• [What to work on]
Answer these questions from the parole article:
(a) How many positions did agency brass warn the union would be eliminated?
(b) What does Corrections pay each year to the private company that runs the automated phone-check system?
(c) Besides the six adult transition centers, which two facilities does Quinn's plan close?

The plans "suggest a reckless executive out of touch with the critical importance of protecting public safety and preserving good jobs," said Anders Lindall, spokesman for the American Federation of State, County and Municipal Employees. He said agency brass warned the union about the elimination of 200 positions, and told it nothing about a reorganization.
Quinn promised this week at a stop in Chicago's suburbs that the changes would be carried out "with public safety at all times as our top priority."
Solano said "more details will come out as we move this along," but said the shift would mean fewer face-to-face meetings between parole officers and nonviolent, compliant ex-cons while increasing scrutiny of more dangerous parolees. Some employees would be taken off the street to focus on improved pre-release evaluations that would identify the most volatile inmates being sent home and red-flag them for higher parole priority, she said.
Others would be assigned to increased telephone check-ins required of low-risk parolees, Solano said. But Corrections pays $6 million a year to a private company that operates an automated phone-check system, and Solano didn't immediately respond to a request for an explanation as to why Corrections employees would be needed for the task.
Legislators assigned to find ways to lower the prison population are frustrated because both Democrats and Republicans agree one solution would be to find alternatives to prison for low-risk offenders — like the transition centers, which would be shuttered.
"I want to make sure that they're being released into some type of facility where they are being monitored, where they're getting services, treatment, job skills, opportunities to be productive, where we can measure what's happening, versus putting a bracelet on somebody and sending them home," said Rep. Dennis Reboletti, an Elmhurst Republican who is part of a group of policymakers seeking to ease prison crowding.
The prison population has grown rapidly in recent years since Quinn shut down early release programs for well-behaved prisoners, which had helped control crowding for decades. He made the move in reaction to AP reporting about a program Corrections undertook, but initially denied, to accelerate those discharges, including for violent ex-cons who committed new crimes.
Lawmakers of both parties have asked him to reinstate it, but Quinn won't bend.
In addition to six adult transition centers with space for more than 1,000, Quinn's plan is to close a nearly new but underused supermaximum-security prison at Tamms and a women's lockup at Dwight, sacrificing nearly 2,000 more beds.Comment on this story
That's key because Corrections has said most transition-center residents would go home with electronic supervision, but AFSCME's Lindall reports that parole officers estimate only about half of them would qualify, meaning 500 or more would have to return to prison to compete for already-precious space that would shrink with more closures.

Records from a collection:
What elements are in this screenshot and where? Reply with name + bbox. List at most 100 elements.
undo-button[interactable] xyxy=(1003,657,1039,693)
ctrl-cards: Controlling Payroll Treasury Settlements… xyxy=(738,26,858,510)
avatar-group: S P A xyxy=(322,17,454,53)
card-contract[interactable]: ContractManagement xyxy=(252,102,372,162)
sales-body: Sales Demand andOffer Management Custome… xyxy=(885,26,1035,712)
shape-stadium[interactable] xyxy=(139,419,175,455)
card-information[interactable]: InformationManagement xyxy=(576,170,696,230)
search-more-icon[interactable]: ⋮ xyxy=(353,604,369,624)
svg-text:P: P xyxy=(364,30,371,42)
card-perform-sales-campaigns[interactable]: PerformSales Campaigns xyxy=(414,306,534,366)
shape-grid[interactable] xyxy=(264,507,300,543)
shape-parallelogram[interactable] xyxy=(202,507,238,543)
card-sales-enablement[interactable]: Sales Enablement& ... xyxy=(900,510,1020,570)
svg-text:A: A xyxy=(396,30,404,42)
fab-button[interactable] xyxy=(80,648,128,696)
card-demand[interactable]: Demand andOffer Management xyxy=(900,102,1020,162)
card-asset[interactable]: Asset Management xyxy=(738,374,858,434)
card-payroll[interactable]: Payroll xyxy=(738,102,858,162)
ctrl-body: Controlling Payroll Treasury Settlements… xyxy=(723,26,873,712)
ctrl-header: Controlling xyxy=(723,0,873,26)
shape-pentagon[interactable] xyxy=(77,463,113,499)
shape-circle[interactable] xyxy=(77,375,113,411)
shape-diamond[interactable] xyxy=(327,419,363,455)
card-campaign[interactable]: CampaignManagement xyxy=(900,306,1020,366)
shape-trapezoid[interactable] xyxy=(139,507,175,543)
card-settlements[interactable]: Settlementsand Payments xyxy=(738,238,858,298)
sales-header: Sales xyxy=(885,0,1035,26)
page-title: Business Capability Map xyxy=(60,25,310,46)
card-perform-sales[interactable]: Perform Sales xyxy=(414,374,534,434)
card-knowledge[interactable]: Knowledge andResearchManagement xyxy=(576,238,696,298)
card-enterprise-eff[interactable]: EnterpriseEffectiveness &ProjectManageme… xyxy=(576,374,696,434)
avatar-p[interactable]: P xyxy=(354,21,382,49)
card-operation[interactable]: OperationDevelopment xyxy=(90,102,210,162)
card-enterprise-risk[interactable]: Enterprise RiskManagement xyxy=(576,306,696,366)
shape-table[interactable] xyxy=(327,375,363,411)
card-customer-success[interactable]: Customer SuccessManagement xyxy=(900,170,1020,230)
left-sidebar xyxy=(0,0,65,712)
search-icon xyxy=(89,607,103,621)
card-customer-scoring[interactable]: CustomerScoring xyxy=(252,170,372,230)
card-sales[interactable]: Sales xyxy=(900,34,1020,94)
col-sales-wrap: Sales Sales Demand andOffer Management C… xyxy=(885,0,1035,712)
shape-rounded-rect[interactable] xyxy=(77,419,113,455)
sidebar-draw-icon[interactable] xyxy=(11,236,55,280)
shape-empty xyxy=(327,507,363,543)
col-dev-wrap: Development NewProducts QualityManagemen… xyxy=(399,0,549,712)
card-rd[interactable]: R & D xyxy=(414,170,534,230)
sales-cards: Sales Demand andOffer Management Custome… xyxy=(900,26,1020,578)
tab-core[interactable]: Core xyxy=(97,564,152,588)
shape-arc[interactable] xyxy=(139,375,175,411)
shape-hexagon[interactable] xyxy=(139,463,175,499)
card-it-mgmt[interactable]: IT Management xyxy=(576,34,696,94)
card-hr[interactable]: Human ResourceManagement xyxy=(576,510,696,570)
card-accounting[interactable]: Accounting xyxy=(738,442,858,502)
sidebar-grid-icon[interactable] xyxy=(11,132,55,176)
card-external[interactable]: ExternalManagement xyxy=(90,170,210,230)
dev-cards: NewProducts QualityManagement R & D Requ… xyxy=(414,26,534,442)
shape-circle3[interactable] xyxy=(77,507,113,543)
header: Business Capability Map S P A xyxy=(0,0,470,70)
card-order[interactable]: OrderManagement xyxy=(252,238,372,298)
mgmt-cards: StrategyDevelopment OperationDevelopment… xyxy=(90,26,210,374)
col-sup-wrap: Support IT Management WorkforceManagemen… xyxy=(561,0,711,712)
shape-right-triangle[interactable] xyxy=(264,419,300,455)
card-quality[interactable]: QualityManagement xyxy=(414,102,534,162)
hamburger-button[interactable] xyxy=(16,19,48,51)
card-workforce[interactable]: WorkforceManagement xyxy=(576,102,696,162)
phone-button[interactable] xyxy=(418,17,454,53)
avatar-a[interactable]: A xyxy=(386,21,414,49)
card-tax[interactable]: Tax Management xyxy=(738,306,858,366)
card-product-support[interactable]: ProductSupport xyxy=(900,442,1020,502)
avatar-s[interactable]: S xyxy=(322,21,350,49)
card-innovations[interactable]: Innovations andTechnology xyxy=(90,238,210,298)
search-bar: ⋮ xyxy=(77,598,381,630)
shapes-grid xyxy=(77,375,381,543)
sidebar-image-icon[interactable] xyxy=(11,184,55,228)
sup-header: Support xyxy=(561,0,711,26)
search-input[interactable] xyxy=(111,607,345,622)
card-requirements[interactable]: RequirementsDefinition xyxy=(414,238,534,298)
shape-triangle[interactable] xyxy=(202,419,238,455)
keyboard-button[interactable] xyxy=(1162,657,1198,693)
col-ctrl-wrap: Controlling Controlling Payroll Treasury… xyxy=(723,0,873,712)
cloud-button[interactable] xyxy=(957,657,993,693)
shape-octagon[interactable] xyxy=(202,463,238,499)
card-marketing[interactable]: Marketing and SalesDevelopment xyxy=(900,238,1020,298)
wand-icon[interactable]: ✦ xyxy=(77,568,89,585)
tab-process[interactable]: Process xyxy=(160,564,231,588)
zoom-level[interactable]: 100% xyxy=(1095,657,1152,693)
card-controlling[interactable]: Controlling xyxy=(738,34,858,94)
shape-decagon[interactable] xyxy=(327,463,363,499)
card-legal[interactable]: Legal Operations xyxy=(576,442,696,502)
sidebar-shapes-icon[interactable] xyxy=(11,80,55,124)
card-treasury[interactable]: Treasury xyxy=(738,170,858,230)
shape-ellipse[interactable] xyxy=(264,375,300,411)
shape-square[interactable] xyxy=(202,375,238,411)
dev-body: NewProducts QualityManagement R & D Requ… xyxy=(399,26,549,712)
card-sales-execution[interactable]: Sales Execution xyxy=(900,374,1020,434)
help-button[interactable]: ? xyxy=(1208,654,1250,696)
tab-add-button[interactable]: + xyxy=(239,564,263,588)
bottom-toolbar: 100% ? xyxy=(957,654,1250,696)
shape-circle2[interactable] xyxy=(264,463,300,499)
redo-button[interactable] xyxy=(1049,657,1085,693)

• [Solution below]
(a) 200 positions
(b) $6 million a year
(c) The nearly new but underused supermaximum-security prison at Tamms and the women's lockup at Dwight